## DATA SECTION:
§ §

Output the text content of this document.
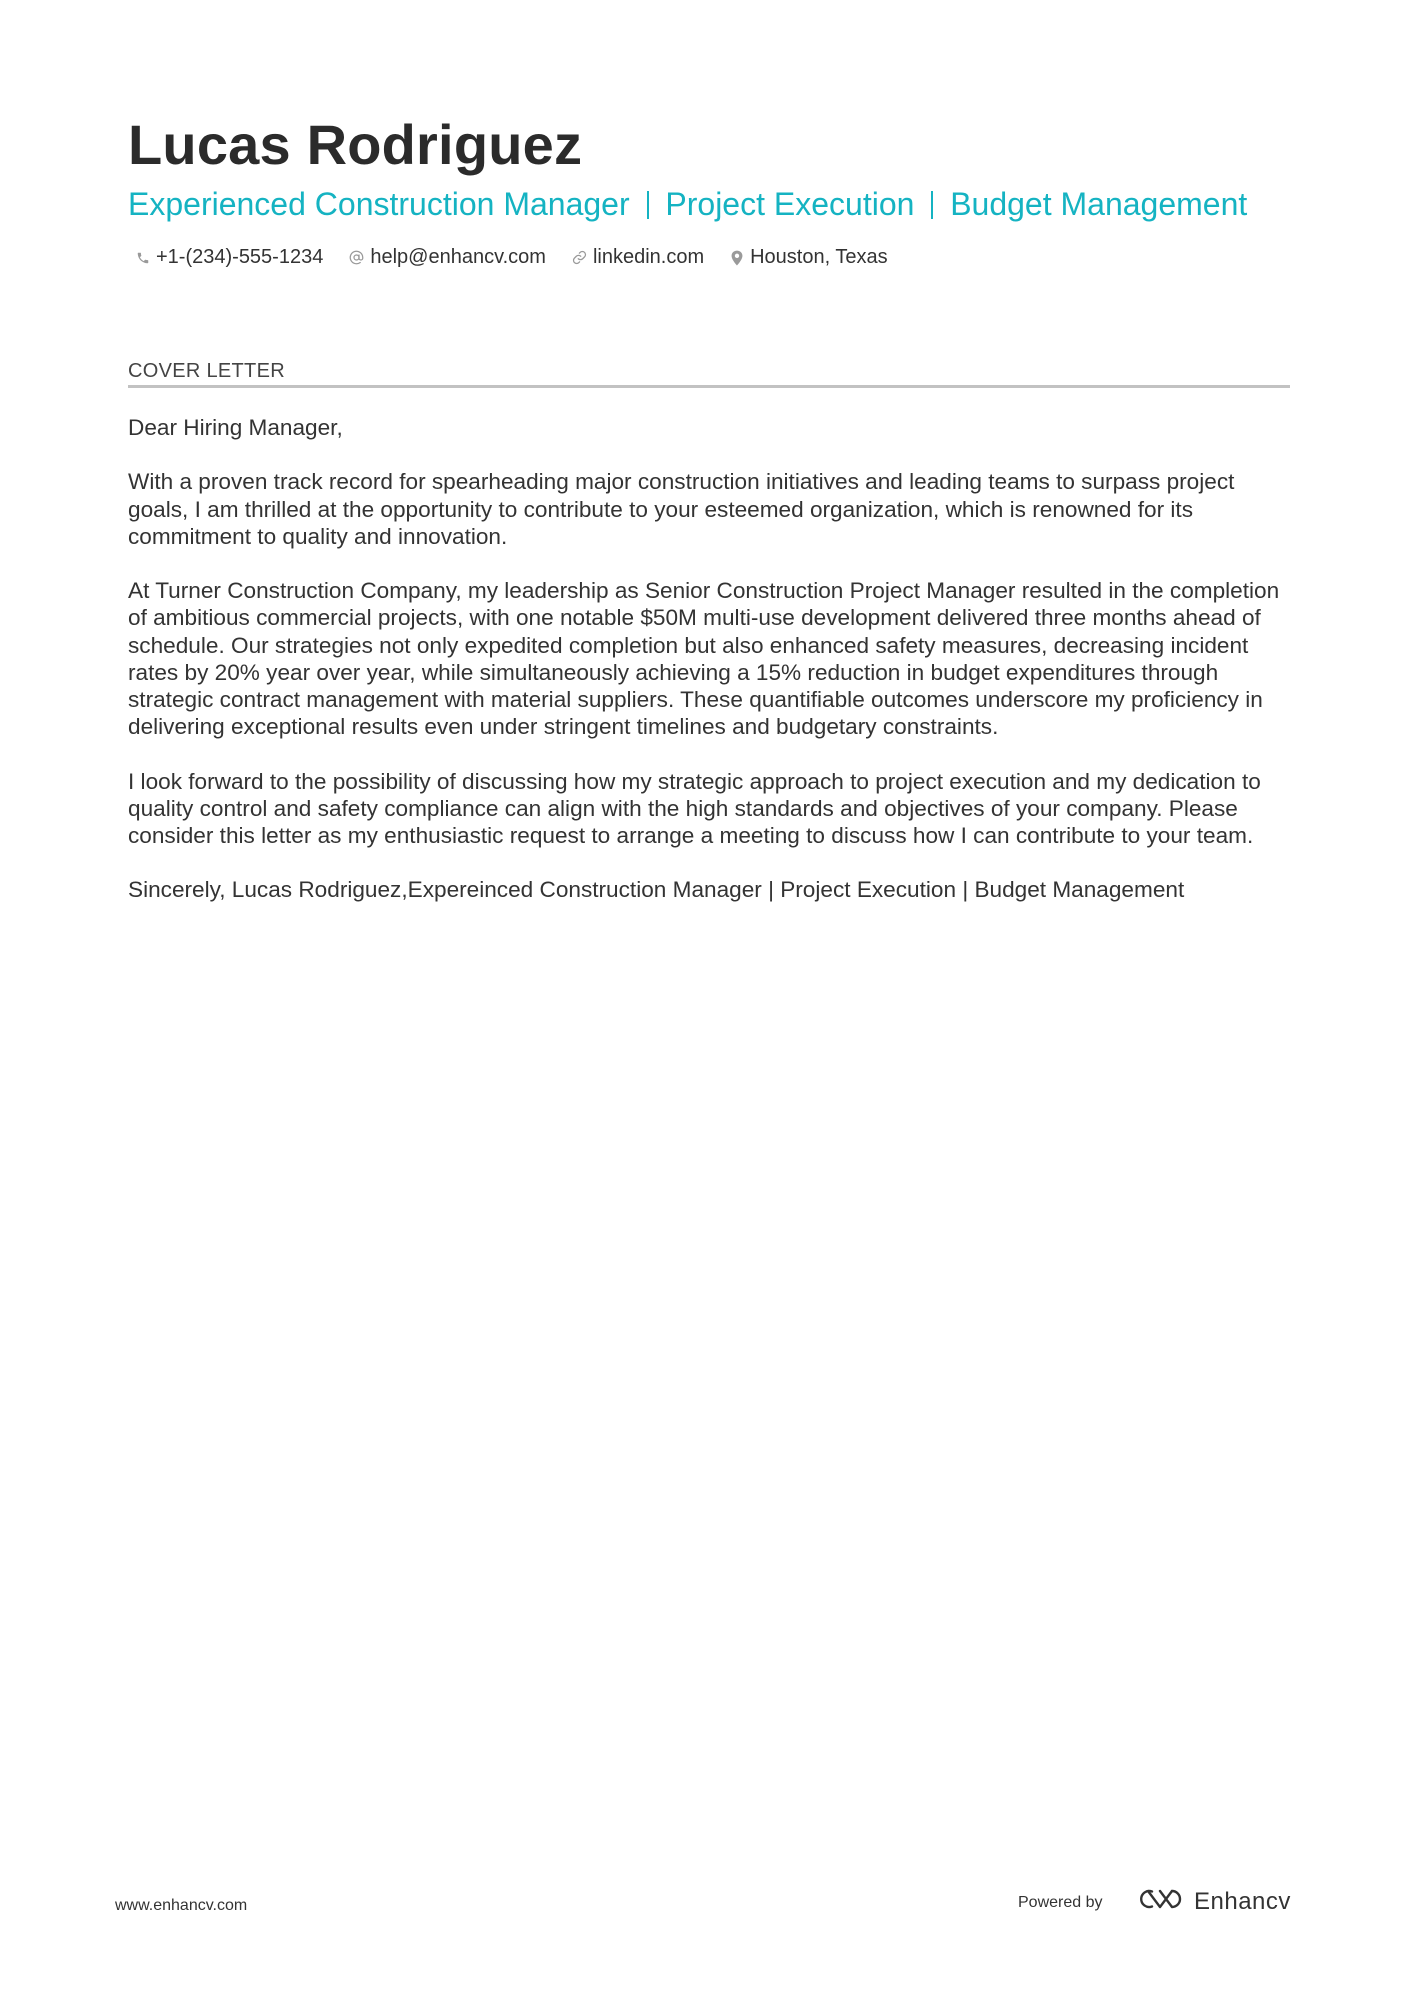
Lucas Rodriguez
Experienced Construction Manager Project Execution Budget Management
+1-(234)-555-1234 help@enhancv.com linkedin.com Houston, Texas
COVER LETTER

Dear Hiring Manager,

With a proven track record for spearheading major construction initiatives and leading teams to surpass project goals, I am thrilled at the opportunity to contribute to your esteemed organization, which is renowned for its commitment to quality and innovation.

At Turner Construction Company, my leadership as Senior Construction Project Manager resulted in the completion of ambitious commercial projects, with one notable $50M multi-use development delivered three months ahead of schedule. Our strategies not only expedited completion but also enhanced safety measures, decreasing incident rates by 20% year over year, while simultaneously achieving a 15% reduction in budget expenditures through strategic contract management with material suppliers. These quantifiable outcomes underscore my proficiency in delivering exceptional results even under stringent timelines and budgetary constraints.

I look forward to the possibility of discussing how my strategic approach to project execution and my dedication to quality control and safety compliance can align with the high standards and objectives of your company. Please consider this letter as my enthusiastic request to arrange a meeting to discuss how I can contribute to your team.

Sincerely, Lucas Rodriguez,Expereinced Construction Manager | Project Execution | Budget Management

www.enhancv.com	Powered by	Enhancv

§ §

## THE REQUEST:
Copy each line that holds the word "this".

## THE REPLY:
Output the text content of this document.
I look forward to the possibility of discussing how my strategic approach to project execution and my dedication to quality control and safety compliance can align with the high standards and objectives of your company. Please consider this letter as my enthusiastic request to arrange a meeting to discuss how I can contribute to your team.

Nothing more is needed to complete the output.